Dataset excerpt
- - -

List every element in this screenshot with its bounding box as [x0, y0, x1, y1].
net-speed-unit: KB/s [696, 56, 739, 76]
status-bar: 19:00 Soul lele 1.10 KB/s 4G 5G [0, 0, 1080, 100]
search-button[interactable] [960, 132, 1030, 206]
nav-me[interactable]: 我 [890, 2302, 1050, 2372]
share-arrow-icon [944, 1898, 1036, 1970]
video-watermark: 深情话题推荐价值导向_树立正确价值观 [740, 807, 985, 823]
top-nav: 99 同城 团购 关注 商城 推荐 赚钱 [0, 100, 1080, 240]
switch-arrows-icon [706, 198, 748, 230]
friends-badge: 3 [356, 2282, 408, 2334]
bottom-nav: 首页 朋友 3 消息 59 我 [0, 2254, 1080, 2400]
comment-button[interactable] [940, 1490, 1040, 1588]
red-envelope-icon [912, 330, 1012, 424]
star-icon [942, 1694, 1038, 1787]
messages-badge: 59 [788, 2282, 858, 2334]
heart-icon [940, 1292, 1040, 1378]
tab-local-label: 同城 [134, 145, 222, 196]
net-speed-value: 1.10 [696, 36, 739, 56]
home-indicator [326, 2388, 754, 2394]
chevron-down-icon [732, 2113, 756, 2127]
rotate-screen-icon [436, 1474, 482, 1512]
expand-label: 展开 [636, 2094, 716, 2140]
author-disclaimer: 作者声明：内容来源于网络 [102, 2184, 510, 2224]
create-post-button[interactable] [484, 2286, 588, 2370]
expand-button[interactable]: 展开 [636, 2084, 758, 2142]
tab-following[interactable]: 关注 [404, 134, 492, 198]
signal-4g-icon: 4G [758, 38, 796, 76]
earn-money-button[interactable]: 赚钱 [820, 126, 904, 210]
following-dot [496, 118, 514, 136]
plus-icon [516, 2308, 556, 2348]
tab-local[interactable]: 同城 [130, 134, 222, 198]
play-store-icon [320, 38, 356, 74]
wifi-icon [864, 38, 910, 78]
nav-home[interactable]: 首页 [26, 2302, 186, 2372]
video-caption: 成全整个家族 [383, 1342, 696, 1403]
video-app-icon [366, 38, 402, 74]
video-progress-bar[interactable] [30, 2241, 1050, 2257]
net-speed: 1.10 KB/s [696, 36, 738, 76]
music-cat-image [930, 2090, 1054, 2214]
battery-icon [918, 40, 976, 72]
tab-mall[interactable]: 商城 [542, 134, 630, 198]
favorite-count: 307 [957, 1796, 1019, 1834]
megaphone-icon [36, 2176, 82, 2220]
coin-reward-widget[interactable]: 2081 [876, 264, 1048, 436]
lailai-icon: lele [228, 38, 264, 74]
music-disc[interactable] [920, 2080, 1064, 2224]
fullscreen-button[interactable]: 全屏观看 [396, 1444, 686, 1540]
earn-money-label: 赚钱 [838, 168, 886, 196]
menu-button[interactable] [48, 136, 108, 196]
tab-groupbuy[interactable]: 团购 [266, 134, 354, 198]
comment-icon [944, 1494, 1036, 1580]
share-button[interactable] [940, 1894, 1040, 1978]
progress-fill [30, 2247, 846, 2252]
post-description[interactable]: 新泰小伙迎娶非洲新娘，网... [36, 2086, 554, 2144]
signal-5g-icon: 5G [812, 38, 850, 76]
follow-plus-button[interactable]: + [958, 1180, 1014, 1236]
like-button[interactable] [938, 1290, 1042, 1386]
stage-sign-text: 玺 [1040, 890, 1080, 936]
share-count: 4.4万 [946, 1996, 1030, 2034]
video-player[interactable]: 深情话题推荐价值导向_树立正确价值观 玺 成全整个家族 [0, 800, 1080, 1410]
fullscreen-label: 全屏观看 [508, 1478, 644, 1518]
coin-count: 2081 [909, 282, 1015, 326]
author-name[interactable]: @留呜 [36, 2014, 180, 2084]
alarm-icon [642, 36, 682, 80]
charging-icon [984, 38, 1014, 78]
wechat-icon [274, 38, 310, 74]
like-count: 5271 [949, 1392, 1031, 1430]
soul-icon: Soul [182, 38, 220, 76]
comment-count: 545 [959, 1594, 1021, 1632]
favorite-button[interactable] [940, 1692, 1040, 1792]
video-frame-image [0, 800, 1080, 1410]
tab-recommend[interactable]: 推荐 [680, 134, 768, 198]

- - -

■ GOAL: How many lines of the material above contain the string "Soul"? Give only the number.

■ REPLY TO THE EXERCISE: 2